Every line below should be repeated exactly.

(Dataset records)
>>>>

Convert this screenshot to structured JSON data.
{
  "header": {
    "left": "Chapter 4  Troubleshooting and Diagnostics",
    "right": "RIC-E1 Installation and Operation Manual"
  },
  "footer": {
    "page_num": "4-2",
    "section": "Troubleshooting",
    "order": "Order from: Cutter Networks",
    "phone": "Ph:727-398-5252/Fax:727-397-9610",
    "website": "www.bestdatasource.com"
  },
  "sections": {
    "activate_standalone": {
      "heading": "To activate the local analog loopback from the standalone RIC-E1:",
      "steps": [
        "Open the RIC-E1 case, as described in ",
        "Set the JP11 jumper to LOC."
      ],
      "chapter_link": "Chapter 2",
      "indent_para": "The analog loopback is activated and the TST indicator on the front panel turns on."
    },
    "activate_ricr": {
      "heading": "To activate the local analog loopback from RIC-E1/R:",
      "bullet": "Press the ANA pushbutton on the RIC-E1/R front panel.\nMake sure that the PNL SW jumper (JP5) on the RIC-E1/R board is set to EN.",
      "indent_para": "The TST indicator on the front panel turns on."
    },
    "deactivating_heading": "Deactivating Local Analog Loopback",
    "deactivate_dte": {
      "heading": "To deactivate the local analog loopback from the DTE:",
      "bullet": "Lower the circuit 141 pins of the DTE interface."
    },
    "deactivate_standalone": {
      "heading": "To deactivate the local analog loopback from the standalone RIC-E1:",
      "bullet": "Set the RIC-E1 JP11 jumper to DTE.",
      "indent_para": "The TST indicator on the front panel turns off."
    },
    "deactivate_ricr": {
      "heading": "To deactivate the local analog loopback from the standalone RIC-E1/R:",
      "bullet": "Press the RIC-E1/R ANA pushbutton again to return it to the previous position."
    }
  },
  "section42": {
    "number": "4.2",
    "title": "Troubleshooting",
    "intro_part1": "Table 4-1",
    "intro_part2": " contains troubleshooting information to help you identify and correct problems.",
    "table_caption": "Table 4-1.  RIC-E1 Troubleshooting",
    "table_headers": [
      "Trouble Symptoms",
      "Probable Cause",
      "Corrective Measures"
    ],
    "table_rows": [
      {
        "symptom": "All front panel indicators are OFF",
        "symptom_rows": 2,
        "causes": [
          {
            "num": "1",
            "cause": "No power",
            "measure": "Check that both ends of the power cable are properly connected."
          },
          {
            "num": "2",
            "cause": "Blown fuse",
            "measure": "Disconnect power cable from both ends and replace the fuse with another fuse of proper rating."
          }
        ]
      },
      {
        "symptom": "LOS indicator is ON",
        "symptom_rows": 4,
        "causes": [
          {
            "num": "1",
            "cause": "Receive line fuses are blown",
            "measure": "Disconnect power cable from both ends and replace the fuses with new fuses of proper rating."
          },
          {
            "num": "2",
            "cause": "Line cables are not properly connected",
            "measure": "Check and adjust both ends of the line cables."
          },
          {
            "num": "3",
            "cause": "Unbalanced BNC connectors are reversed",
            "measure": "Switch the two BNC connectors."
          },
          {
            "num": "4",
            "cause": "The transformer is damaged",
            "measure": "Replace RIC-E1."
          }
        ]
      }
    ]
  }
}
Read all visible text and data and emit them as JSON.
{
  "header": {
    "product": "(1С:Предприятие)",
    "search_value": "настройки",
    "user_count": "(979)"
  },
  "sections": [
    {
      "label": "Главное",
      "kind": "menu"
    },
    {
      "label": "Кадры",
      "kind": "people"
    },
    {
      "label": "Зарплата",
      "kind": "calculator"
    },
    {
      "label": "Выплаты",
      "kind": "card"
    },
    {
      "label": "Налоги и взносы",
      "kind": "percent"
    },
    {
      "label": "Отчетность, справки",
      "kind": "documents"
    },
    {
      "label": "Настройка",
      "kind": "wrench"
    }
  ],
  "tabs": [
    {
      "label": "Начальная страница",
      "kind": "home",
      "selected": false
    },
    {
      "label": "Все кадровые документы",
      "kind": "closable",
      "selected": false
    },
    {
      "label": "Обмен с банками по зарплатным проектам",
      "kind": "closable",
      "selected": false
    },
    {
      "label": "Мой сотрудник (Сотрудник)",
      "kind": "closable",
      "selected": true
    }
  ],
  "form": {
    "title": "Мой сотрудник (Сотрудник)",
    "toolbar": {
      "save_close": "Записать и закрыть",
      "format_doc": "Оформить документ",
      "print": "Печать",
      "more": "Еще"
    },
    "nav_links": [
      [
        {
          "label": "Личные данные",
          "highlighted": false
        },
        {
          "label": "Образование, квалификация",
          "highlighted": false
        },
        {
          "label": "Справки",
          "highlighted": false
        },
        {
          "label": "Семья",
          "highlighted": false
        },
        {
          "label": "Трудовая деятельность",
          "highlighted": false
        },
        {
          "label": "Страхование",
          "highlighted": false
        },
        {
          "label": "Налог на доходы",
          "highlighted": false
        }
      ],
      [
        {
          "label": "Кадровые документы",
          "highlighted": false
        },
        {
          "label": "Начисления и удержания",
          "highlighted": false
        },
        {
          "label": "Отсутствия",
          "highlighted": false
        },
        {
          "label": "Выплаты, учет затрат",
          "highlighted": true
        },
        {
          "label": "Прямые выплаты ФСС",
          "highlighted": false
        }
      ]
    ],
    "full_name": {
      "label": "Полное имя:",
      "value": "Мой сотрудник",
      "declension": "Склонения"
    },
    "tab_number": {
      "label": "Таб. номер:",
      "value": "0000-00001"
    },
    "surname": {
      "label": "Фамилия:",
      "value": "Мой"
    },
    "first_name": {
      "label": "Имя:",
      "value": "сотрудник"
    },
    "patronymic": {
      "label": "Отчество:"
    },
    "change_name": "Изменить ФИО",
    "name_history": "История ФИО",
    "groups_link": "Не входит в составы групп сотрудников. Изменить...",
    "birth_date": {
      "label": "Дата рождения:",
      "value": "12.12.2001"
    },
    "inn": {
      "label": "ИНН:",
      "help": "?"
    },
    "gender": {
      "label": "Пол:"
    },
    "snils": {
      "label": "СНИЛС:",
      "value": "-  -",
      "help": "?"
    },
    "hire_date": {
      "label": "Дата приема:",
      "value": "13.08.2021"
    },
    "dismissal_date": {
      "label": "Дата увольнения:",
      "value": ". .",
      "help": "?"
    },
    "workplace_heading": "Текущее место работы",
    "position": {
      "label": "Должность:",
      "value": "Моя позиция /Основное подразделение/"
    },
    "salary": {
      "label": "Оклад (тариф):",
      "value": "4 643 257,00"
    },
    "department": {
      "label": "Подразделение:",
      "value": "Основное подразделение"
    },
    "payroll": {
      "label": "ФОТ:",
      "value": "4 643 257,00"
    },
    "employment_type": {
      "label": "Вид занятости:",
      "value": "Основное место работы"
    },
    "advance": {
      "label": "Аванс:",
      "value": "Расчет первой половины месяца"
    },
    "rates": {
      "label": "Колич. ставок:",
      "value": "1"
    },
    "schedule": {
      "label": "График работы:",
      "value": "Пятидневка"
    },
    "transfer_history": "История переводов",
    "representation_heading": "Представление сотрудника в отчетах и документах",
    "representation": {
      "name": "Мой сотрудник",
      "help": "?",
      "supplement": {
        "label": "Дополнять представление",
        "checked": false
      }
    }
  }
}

<<<<

→ EXERCISE OUTPUT:
Convert this screenshot to structured JSON data.
{
  "header": {
    "left": "Chapter 4  Troubleshooting and Diagnostics",
    "right": "RIC-E1 Installation and Operation Manual"
  },
  "footer": {
    "page_num": "4-2",
    "section": "Troubleshooting",
    "order": "Order from: Cutter Networks",
    "phone": "Ph:727-398-5252/Fax:727-397-9610",
    "website": "www.bestdatasource.com"
  },
  "sections": {
    "activate_standalone": {
      "heading": "To activate the local analog loopback from the standalone RIC-E1:",
      "steps": [
        "Open the RIC-E1 case, as described in ",
        "Set the JP11 jumper to LOC."
      ],
      "chapter_link": "Chapter 2",
      "indent_para": "The analog loopback is activated and the TST indicator on the front panel turns on."
    },
    "activate_ricr": {
      "heading": "To activate the local analog loopback from RIC-E1/R:",
      "bullet": "Press the ANA pushbutton on the RIC-E1/R front panel.\nMake sure that the PNL SW jumper (JP5) on the RIC-E1/R board is set to EN.",
      "indent_para": "The TST indicator on the front panel turns on."
    },
    "deactivating_heading": "Deactivating Local Analog Loopback",
    "deactivate_dte": {
      "heading": "To deactivate the local analog loopback from the DTE:",
      "bullet": "Lower the circuit 141 pins of the DTE interface."
    },
    "deactivate_standalone": {
      "heading": "To deactivate the local analog loopback from the standalone RIC-E1:",
      "bullet": "Set the RIC-E1 JP11 jumper to DTE.",
      "indent_para": "The TST indicator on the front panel turns off."
    },
    "deactivate_ricr": {
      "heading": "To deactivate the local analog loopback from the standalone RIC-E1/R:",
      "bullet": "Press the RIC-E1/R ANA pushbutton again to return it to the previous position."
    }
  },
  "section42": {
    "number": "4.2",
    "title": "Troubleshooting",
    "intro_part1": "Table 4-1",
    "intro_part2": " contains troubleshooting information to help you identify and correct problems.",
    "table_caption": "Table 4-1.  RIC-E1 Troubleshooting",
    "table_headers": [
      "Trouble Symptoms",
      "Probable Cause",
      "Corrective Measures"
    ],
    "table_rows": [
      {
        "symptom": "All front panel indicators are OFF",
        "symptom_rows": 2,
        "causes": [
          {
            "num": "1",
            "cause": "No power",
            "measure": "Check that both ends of the power cable are properly connected."
          },
          {
            "num": "2",
            "cause": "Blown fuse",
            "measure": "Disconnect power cable from both ends and replace the fuse with another fuse of proper rating."
          }
        ]
      },
      {
        "symptom": "LOS indicator is ON",
        "symptom_rows": 4,
        "causes": [
          {
            "num": "1",
            "cause": "Receive line fuses are blown",
            "measure": "Disconnect power cable from both ends and replace the fuses with new fuses of proper rating."
          },
          {
            "num": "2",
            "cause": "Line cables are not properly connected",
            "measure": "Check and adjust both ends of the line cables."
          },
          {
            "num": "3",
            "cause": "Unbalanced BNC connectors are reversed",
            "measure": "Switch the two BNC connectors."
          },
          {
            "num": "4",
            "cause": "The transformer is damaged",
            "measure": "Replace RIC-E1."
          }
        ]
      }
    ]
  }
}
Read all visible text and data and emit them as JSON.
{
  "header": {
    "product": "(1С:Предприятие)",
    "search_value": "настройки",
    "user_count": "(979)"
  },
  "sections": [
    {
      "label": "Главное",
      "kind": "menu"
    },
    {
      "label": "Кадры",
      "kind": "people"
    },
    {
      "label": "Зарплата",
      "kind": "calculator"
    },
    {
      "label": "Выплаты",
      "kind": "card"
    },
    {
      "label": "Налоги и взносы",
      "kind": "percent"
    },
    {
      "label": "Отчетность, справки",
      "kind": "documents"
    },
    {
      "label": "Настройка",
      "kind": "wrench"
    }
  ],
  "tabs": [
    {
      "label": "Начальная страница",
      "kind": "home",
      "selected": false
    },
    {
      "label": "Все кадровые документы",
      "kind": "closable",
      "selected": false
    },
    {
      "label": "Обмен с банками по зарплатным проектам",
      "kind": "closable",
      "selected": false
    },
    {
      "label": "Мой сотрудник (Сотрудник)",
      "kind": "closable",
      "selected": true
    }
  ],
  "form": {
    "title": "Мой сотрудник (Сотрудник)",
    "toolbar": {
      "save_close": "Записать и закрыть",
      "format_doc": "Оформить документ",
      "print": "Печать",
      "more": "Еще"
    },
    "nav_links": [
      [
        {
          "label": "Личные данные",
          "highlighted": false
        },
        {
          "label": "Образование, квалификация",
          "highlighted": false
        },
        {
          "label": "Справки",
          "highlighted": false
        },
        {
          "label": "Семья",
          "highlighted": false
        },
        {
          "label": "Трудовая деятельность",
          "highlighted": false
        },
        {
          "label": "Страхование",
          "highlighted": false
        },
        {
          "label": "Налог на доходы",
          "highlighted": false
        }
      ],
      [
        {
          "label": "Кадровые документы",
          "highlighted": false
        },
        {
          "label": "Начисления и удержания",
          "highlighted": false
        },
        {
          "label": "Отсутствия",
          "highlighted": false
        },
        {
          "label": "Выплаты, учет затрат",
          "highlighted": true
        },
        {
          "label": "Прямые выплаты ФСС",
          "highlighted": false
        }
      ]
    ],
    "full_name": {
      "label": "Полное имя:",
      "value": "Мой сотрудник",
      "declension": "Склонения"
    },
    "tab_number": {
      "label": "Таб. номер:",
      "value": "0000-00001"
    },
    "surname": {
      "label": "Фамилия:",
      "value": "Мой"
    },
    "first_name": {
      "label": "Имя:",
      "value": "сотрудник"
    },
    "patronymic": {
      "label": "Отчество:"
    },
    "change_name": "Изменить ФИО",
    "name_history": "История ФИО",
    "groups_link": "Не входит в составы групп сотрудников. Изменить...",
    "birth_date": {
      "label": "Дата рождения:",
      "value": "12.12.2001"
    },
    "inn": {
      "label": "ИНН:",
      "help": "?"
    },
    "gender": {
      "label": "Пол:"
    },
    "snils": {
      "label": "СНИЛС:",
      "value": "-  -",
      "help": "?"
    },
    "hire_date": {
      "label": "Дата приема:",
      "value": "13.08.2021"
    },
    "dismissal_date": {
      "label": "Дата увольнения:",
      "value": ". .",
      "help": "?"
    },
    "workplace_heading": "Текущее место работы",
    "position": {
      "label": "Должность:",
      "value": "Моя позиция /Основное подразделение/"
    },
    "salary": {
      "label": "Оклад (тариф):",
      "value": "4 643 257,00"
    },
    "department": {
      "label": "Подразделение:",
      "value": "Основное подразделение"
    },
    "payroll": {
      "label": "ФОТ:",
      "value": "4 643 257,00"
    },
    "employment_type": {
      "label": "Вид занятости:",
      "value": "Основное место работы"
    },
    "advance": {
      "label": "Аванс:",
      "value": "Расчет первой половины месяца"
    },
    "rates": {
      "label": "Колич. ставок:",
      "value": "1"
    },
    "schedule": {
      "label": "График работы:",
      "value": "Пятидневка"
    },
    "transfer_history": "История переводов",
    "representation_heading": "Представление сотрудника в отчетах и документах",
    "representation": {
      "name": "Мой сотрудник",
      "help": "?",
      "supplement": {
        "label": "Дополнять представление",
        "checked": false
      }
    }
  }
}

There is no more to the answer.